EXERCISE PROMPT: Emit the line that holds "What text is on this page?" and all lines following it through the end of the data, verbatim, and nothing else.

ENTRIES:
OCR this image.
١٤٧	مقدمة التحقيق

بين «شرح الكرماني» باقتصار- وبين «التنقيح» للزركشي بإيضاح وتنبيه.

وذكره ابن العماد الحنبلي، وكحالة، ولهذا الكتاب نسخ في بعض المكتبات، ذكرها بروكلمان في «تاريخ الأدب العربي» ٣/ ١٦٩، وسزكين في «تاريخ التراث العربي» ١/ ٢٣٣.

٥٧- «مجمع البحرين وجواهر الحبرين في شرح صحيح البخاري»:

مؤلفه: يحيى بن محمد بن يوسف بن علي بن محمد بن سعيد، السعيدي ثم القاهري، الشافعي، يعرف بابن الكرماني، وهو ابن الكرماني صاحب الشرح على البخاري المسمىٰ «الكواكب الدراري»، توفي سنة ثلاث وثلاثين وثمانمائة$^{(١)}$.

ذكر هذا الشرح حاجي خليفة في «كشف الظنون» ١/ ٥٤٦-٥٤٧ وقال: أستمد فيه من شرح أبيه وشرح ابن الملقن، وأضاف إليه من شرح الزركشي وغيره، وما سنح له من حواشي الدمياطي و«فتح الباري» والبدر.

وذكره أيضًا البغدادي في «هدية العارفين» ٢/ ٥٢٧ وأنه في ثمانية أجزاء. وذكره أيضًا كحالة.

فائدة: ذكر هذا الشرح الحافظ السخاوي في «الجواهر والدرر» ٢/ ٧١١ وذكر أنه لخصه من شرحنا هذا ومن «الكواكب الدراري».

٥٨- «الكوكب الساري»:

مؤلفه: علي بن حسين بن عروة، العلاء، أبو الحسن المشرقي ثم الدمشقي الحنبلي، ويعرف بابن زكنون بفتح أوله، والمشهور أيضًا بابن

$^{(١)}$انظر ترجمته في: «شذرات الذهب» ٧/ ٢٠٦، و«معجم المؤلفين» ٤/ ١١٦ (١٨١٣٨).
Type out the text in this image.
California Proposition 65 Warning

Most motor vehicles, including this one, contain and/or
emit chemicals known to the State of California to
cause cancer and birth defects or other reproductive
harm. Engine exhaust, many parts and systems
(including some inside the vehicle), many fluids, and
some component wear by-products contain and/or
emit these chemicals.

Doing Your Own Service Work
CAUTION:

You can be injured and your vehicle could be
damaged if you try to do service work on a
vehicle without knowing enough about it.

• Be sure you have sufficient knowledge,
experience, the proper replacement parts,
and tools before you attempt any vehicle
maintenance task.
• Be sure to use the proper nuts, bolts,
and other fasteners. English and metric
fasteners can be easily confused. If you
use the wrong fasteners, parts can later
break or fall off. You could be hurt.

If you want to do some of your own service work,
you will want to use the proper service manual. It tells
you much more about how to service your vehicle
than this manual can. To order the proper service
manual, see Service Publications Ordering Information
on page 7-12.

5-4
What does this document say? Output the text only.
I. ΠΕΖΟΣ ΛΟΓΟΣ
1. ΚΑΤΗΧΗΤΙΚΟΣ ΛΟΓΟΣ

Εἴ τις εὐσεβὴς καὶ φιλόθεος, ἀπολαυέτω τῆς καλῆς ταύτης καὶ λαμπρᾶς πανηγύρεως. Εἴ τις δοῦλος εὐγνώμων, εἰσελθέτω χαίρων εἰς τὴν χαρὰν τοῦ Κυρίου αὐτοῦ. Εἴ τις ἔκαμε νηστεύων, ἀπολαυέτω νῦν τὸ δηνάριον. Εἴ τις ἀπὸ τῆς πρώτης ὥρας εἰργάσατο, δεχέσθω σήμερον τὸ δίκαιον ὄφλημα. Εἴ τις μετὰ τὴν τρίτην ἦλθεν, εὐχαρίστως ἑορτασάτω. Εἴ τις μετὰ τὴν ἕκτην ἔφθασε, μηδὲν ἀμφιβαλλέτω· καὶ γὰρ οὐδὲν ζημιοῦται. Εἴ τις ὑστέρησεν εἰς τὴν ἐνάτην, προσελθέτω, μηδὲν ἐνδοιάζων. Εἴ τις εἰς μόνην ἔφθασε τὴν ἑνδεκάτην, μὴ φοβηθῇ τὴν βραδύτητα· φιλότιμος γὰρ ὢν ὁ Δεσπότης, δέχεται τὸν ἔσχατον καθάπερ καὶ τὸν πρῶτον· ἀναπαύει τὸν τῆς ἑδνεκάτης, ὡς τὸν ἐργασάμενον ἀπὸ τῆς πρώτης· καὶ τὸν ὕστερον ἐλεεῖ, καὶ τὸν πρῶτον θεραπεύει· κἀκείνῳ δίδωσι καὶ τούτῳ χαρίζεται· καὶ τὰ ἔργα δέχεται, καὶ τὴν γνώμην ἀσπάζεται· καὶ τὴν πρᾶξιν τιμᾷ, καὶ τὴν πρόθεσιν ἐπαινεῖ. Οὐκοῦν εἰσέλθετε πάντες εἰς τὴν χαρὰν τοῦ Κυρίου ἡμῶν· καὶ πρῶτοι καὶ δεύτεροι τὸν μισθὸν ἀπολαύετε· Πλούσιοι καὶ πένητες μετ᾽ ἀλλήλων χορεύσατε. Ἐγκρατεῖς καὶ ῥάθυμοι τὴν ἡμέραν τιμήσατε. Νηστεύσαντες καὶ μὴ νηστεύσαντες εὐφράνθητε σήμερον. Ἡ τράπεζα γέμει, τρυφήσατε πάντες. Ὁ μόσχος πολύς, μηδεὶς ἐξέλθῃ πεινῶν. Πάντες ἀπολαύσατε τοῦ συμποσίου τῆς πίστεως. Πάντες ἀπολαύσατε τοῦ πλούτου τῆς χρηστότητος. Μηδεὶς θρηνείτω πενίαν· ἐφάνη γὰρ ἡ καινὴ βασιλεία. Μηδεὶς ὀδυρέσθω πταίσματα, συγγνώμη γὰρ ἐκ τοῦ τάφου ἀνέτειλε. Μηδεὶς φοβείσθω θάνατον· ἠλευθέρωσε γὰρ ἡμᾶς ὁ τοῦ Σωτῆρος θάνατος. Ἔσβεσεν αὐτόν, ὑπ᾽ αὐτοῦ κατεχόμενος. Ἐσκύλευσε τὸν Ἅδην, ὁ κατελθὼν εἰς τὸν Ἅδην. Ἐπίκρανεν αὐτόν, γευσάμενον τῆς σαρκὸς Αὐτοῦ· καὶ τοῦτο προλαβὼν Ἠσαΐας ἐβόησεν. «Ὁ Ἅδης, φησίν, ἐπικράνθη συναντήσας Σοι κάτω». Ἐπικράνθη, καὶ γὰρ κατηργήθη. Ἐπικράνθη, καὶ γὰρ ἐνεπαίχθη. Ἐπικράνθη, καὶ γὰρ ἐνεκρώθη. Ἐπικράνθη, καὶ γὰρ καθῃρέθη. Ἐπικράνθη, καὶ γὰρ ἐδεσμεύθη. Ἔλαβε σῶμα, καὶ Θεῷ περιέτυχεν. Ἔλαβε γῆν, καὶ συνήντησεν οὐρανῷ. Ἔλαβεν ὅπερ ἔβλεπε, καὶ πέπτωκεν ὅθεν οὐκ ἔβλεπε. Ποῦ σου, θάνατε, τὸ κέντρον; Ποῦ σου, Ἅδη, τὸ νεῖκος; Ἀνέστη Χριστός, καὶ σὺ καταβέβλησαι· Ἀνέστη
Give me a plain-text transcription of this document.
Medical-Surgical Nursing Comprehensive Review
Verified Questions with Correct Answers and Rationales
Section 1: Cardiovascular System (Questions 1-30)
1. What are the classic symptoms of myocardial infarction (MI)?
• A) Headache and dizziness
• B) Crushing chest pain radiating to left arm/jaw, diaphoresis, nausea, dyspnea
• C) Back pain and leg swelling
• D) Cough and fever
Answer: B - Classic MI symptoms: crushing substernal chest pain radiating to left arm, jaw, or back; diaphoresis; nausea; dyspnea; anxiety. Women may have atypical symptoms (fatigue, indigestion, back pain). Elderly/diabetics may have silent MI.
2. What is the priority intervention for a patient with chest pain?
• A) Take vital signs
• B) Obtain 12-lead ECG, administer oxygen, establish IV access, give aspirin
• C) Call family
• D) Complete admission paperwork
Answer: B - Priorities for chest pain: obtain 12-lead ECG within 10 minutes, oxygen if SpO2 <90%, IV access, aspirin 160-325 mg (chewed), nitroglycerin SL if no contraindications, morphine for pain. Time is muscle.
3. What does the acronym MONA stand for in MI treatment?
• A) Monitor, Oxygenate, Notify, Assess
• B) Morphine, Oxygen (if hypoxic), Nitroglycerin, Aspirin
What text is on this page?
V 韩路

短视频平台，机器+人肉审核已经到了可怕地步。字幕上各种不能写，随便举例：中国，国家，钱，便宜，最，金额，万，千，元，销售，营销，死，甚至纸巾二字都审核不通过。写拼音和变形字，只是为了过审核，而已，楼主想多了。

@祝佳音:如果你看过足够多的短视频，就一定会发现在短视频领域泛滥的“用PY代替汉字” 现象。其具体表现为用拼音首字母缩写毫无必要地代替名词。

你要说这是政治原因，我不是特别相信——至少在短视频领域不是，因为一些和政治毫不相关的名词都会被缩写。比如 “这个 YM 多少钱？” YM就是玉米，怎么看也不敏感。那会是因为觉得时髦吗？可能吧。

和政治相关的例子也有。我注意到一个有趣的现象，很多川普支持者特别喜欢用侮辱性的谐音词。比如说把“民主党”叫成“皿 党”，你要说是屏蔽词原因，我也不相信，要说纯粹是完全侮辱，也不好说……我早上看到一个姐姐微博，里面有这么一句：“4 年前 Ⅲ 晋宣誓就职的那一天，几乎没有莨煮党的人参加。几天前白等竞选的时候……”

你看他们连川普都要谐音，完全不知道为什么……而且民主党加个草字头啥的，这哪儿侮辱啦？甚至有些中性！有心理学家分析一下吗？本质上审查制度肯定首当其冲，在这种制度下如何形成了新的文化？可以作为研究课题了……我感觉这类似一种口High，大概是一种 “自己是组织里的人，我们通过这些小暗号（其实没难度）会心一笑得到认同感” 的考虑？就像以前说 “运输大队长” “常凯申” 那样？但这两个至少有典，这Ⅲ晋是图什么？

WRITTEN REPLY:
What text is on this page?
V 韩路

短视频平台，机器+人肉审核已经到了可怕地步。字幕上各种不能写，随便举例：中国，国家，钱，便宜，最，金额，万，千，元，销售，营销，死，甚至纸巾二字都审核不通过。写拼音和变形字，只是为了过审核，而已，楼主想多了。

@祝佳音:如果你看过足够多的短视频，就一定会发现在短视频领域泛滥的“用PY代替汉字” 现象。其具体表现为用拼音首字母缩写毫无必要地代替名词。

你要说这是政治原因，我不是特别相信——至少在短视频领域不是，因为一些和政治毫不相关的名词都会被缩写。比如 “这个 YM 多少钱？” YM就是玉米，怎么看也不敏感。那会是因为觉得时髦吗？可能吧。

和政治相关的例子也有。我注意到一个有趣的现象，很多川普支持者特别喜欢用侮辱性的谐音词。比如说把“民主党”叫成“皿 党”，你要说是屏蔽词原因，我也不相信，要说纯粹是完全侮辱，也不好说……我早上看到一个姐姐微博，里面有这么一句：“4 年前 Ⅲ 晋宣誓就职的那一天，几乎没有莨煮党的人参加。几天前白等竞选的时候……”

你看他们连川普都要谐音，完全不知道为什么……而且民主党加个草字头啥的，这哪儿侮辱啦？甚至有些中性！有心理学家分析一下吗？本质上审查制度肯定首当其冲，在这种制度下如何形成了新的文化？可以作为研究课题了……我感觉这类似一种口High，大概是一种 “自己是组织里的人，我们通过这些小暗号（其实没难度）会心一笑得到认同感” 的考虑？就像以前说 “运输大队长” “常凯申” 那样？但这两个至少有典，这Ⅲ晋是图什么？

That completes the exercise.